Exercise:
In two sentences, summarize the excerpt about the film Someone to Watch Over Me.

Excerpt:

>>>>

Ridley Scott’s Someone to Watch Over Me (1987) is more of a drama than a police thriller, refreshingly focussed on its characters over suspense and action alone. Mike Keegan (Tom Berenger) is a salt-of-the-earth Queens detective assigned to protect material witness Claire (Mimi Rogers) from assassination. Keegan is a modest family man, recently promoted to the second rung of the police hierarchy. It’s no glamorous job; he spends most of his working hours just sitting around not finishing crosswords. He’s utterly unlike the over-the-top testosterone-laden cop character played by Michael Douglas in Scott’s other police thriller, Black Rain.
Any dame what lives in a spread like this is outta yer league, pal.

<<<<

Provided records:
>>>>

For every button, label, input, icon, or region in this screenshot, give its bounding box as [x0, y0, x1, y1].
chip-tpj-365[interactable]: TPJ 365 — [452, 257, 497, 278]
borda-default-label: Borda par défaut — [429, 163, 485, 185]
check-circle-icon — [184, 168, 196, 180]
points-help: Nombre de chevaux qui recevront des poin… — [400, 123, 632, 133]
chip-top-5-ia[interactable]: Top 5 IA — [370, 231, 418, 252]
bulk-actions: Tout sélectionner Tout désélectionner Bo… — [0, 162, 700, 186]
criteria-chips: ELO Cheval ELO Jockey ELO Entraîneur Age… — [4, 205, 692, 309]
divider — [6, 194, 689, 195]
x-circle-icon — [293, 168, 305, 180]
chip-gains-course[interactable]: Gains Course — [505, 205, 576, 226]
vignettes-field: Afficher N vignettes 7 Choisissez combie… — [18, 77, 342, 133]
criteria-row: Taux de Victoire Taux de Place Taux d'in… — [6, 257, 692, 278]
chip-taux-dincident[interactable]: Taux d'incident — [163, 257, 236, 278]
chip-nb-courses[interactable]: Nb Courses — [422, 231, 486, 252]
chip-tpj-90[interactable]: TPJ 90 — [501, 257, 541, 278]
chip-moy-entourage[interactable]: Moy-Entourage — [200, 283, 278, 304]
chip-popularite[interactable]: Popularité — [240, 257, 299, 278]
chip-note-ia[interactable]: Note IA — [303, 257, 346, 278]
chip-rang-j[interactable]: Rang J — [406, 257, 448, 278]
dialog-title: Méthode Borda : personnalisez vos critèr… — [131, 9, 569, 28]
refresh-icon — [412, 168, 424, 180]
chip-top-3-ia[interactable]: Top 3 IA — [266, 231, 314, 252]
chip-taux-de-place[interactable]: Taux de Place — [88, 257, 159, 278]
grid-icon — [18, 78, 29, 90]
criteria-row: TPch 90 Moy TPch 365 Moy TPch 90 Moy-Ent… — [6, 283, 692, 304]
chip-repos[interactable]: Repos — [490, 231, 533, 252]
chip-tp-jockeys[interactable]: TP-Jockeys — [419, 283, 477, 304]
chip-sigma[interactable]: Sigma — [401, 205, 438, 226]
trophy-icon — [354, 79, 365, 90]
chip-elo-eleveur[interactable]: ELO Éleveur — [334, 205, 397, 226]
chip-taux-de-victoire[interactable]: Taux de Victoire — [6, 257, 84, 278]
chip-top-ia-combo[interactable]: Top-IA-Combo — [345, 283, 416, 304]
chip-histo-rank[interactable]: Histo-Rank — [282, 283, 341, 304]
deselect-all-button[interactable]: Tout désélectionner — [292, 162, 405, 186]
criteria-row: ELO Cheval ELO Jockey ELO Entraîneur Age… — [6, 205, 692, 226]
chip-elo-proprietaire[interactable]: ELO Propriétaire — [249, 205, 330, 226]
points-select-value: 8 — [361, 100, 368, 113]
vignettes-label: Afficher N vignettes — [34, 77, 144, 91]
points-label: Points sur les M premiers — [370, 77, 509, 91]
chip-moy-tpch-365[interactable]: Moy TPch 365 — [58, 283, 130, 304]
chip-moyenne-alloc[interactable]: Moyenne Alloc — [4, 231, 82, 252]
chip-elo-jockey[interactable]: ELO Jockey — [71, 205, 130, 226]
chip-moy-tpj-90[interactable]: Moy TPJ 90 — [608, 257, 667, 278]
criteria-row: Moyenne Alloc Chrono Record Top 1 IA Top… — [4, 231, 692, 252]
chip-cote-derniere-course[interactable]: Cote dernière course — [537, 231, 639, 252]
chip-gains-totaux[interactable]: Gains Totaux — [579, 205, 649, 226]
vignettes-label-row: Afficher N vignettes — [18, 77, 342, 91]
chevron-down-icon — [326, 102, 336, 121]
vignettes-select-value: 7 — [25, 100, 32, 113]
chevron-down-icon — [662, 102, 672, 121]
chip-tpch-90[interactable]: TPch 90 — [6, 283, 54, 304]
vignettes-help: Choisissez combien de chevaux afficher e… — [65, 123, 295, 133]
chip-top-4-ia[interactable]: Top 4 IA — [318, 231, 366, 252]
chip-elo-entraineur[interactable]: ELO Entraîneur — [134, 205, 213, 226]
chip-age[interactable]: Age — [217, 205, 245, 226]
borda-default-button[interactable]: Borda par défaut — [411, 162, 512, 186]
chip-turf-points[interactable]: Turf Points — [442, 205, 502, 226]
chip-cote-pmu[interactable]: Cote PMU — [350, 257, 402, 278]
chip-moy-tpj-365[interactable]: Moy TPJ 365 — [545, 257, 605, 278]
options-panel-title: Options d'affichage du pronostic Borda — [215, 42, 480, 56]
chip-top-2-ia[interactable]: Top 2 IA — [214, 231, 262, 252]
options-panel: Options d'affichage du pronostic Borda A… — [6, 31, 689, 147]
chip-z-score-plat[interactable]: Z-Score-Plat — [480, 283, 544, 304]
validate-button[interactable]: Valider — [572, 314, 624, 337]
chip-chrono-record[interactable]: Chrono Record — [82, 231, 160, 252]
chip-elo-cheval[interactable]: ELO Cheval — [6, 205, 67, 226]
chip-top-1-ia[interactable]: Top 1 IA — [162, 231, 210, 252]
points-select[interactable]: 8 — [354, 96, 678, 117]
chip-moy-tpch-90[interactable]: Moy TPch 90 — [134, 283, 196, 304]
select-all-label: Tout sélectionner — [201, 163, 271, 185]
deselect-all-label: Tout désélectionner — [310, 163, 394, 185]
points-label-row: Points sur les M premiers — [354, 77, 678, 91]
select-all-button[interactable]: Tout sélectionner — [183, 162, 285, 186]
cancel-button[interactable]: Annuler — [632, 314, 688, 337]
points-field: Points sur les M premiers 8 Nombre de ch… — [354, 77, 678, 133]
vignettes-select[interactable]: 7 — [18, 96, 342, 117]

<<<<

Task response:
Ridley Scott's Someone to Watch Over Me (1987) is more drama than police thriller, centered on its characters rather than on suspense and action alone. Its protagonist, Queens detective Mike Keegan (Tom Berenger), is a modest, recently promoted family man assigned to protect material witness Claire (Mimi Rogers) from assassination, and he is utterly unlike the over-the-top cop Michael Douglas plays in Scott's Black Rain.